Scan the entries below. List each line with "上市险企股基投资占比提升趋势较行业整体更显著".
───── RAW RECORDS
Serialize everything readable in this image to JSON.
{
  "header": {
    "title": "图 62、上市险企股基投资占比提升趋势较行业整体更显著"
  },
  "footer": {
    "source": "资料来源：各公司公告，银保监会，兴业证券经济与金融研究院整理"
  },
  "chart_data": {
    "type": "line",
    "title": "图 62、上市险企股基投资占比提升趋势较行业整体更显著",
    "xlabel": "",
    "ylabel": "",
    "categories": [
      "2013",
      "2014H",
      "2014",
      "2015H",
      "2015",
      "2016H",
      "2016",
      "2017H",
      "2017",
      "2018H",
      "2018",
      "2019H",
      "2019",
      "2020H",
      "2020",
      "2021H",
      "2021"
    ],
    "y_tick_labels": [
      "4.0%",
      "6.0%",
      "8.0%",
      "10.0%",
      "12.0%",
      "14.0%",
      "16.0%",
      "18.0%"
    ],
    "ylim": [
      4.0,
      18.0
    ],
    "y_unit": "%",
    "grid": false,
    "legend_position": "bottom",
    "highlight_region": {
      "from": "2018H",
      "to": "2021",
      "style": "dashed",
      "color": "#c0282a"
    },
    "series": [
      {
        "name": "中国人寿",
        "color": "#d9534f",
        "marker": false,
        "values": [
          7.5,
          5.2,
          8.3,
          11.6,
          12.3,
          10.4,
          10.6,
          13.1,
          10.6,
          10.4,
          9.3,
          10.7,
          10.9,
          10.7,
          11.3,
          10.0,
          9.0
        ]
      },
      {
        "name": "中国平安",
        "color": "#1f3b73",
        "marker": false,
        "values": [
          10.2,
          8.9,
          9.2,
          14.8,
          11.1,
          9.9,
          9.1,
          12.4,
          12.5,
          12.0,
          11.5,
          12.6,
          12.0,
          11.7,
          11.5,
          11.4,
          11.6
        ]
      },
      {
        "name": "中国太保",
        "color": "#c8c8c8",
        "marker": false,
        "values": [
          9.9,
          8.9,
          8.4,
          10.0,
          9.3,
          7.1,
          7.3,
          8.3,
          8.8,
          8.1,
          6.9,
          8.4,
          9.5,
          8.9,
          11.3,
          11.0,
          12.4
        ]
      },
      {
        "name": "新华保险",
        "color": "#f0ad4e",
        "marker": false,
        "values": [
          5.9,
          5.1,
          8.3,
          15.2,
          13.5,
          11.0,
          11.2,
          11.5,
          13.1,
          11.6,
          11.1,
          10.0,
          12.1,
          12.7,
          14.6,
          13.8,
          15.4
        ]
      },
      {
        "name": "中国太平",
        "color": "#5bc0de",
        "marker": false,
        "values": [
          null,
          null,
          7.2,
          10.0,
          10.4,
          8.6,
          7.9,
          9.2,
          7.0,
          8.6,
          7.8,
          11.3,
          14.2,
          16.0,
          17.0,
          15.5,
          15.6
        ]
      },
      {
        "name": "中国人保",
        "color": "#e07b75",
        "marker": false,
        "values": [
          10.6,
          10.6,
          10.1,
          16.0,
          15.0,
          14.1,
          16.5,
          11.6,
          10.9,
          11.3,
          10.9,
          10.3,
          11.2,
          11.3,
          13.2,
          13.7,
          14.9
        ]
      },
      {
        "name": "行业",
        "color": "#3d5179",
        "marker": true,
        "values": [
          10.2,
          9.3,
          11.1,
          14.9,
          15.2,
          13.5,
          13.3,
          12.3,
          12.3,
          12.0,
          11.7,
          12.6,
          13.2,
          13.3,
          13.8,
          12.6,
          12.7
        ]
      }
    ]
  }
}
──────────
▸ RESULT
    "title": "图 62、上市险企股基投资占比提升趋势较行业整体更显著"
    "title": "图 62、上市险企股基投资占比提升趋势较行业整体更显著",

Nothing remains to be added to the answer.